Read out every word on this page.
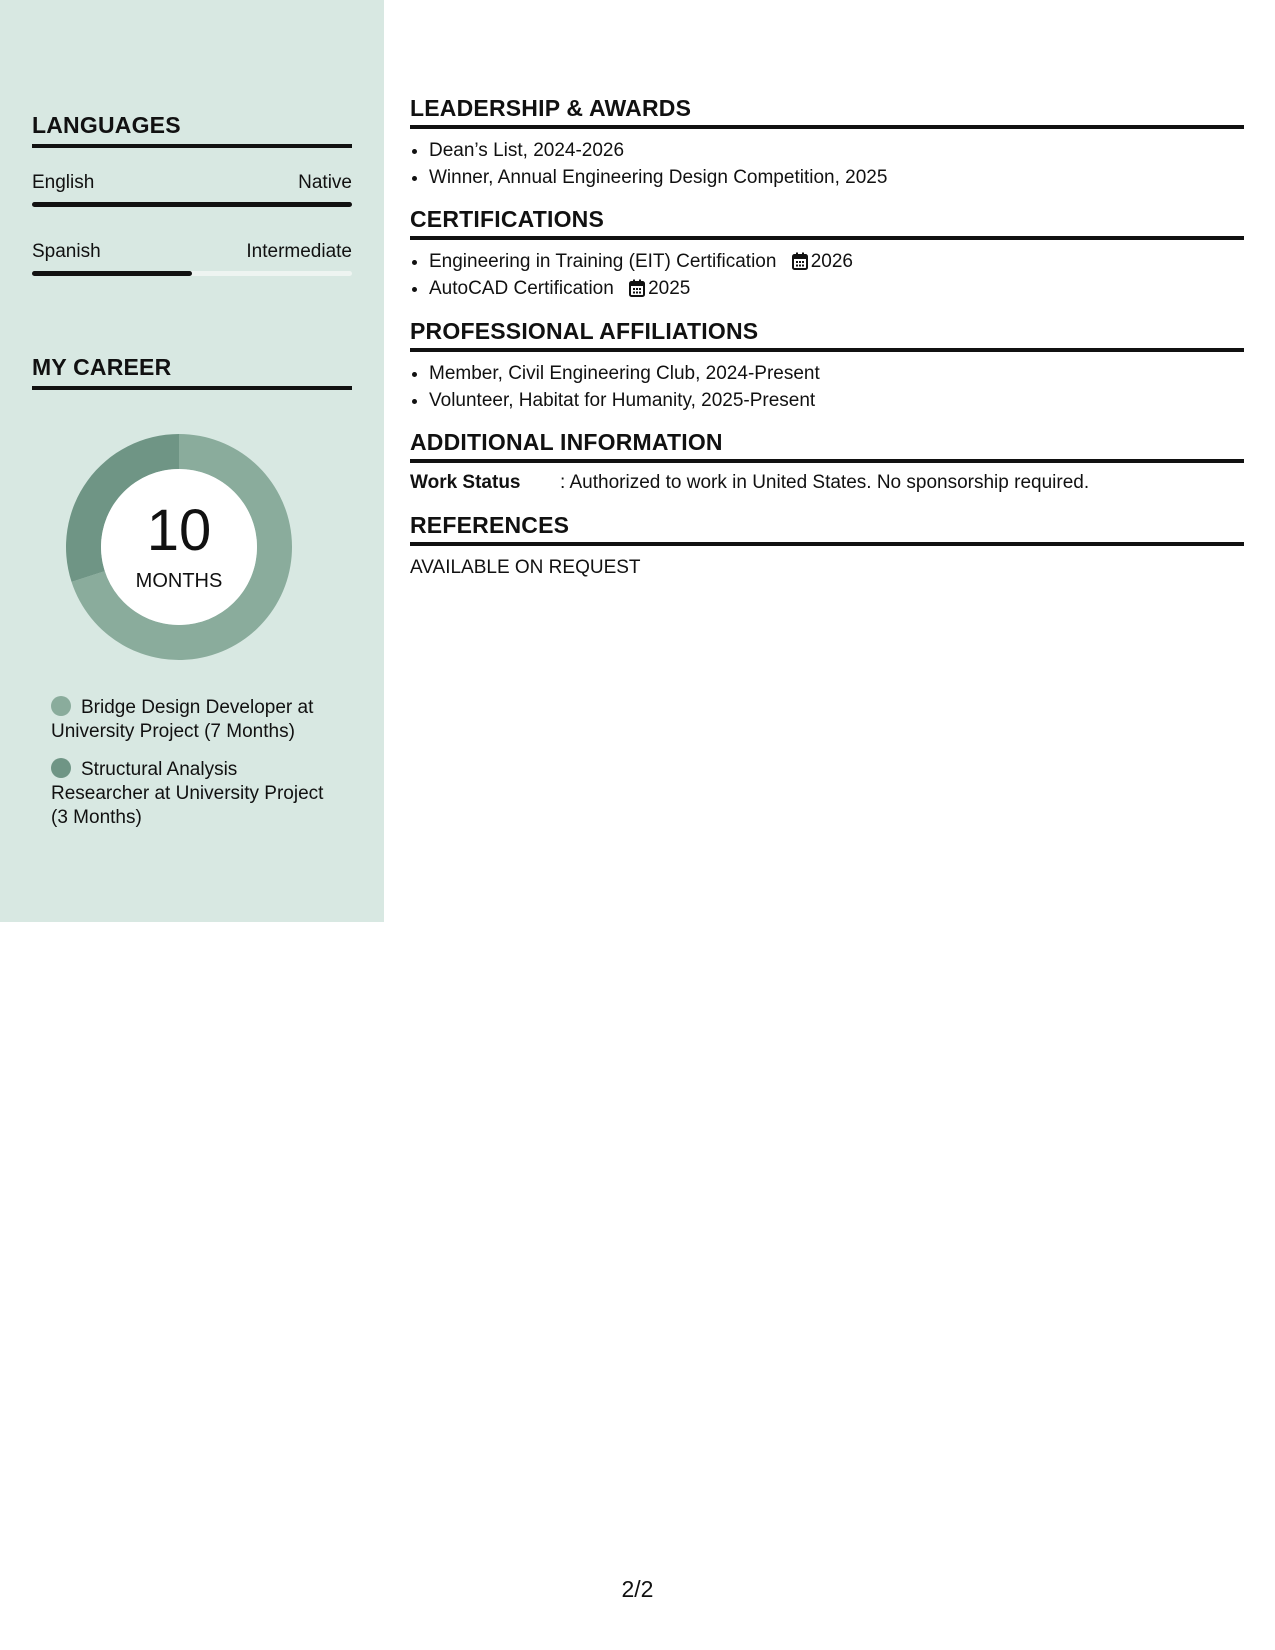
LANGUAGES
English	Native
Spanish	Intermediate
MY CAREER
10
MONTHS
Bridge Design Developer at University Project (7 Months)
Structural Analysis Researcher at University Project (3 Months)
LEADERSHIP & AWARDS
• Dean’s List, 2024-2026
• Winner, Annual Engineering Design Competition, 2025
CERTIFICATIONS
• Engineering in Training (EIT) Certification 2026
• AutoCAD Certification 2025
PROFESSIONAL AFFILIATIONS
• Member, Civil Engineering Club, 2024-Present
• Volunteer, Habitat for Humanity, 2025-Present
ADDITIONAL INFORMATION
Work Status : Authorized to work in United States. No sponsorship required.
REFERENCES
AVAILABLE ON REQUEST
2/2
- - -
● **Exercise details**
Leave out the pictures and output the rest of the material exactly as written.

● **Exercise result**
Read out every word on this page.
LANGUAGES
English	Native
Spanish	Intermediate
MY CAREER
10
MONTHS
Bridge Design Developer at University Project (7 Months)
Structural Analysis Researcher at University Project (3 Months)
LEADERSHIP & AWARDS
• Dean’s List, 2024-2026
• Winner, Annual Engineering Design Competition, 2025
CERTIFICATIONS
• Engineering in Training (EIT) Certification 2026
• AutoCAD Certification 2025
PROFESSIONAL AFFILIATIONS
• Member, Civil Engineering Club, 2024-Present
• Volunteer, Habitat for Humanity, 2025-Present
ADDITIONAL INFORMATION
Work Status : Authorized to work in United States. No sponsorship required.
REFERENCES
AVAILABLE ON REQUEST
2/2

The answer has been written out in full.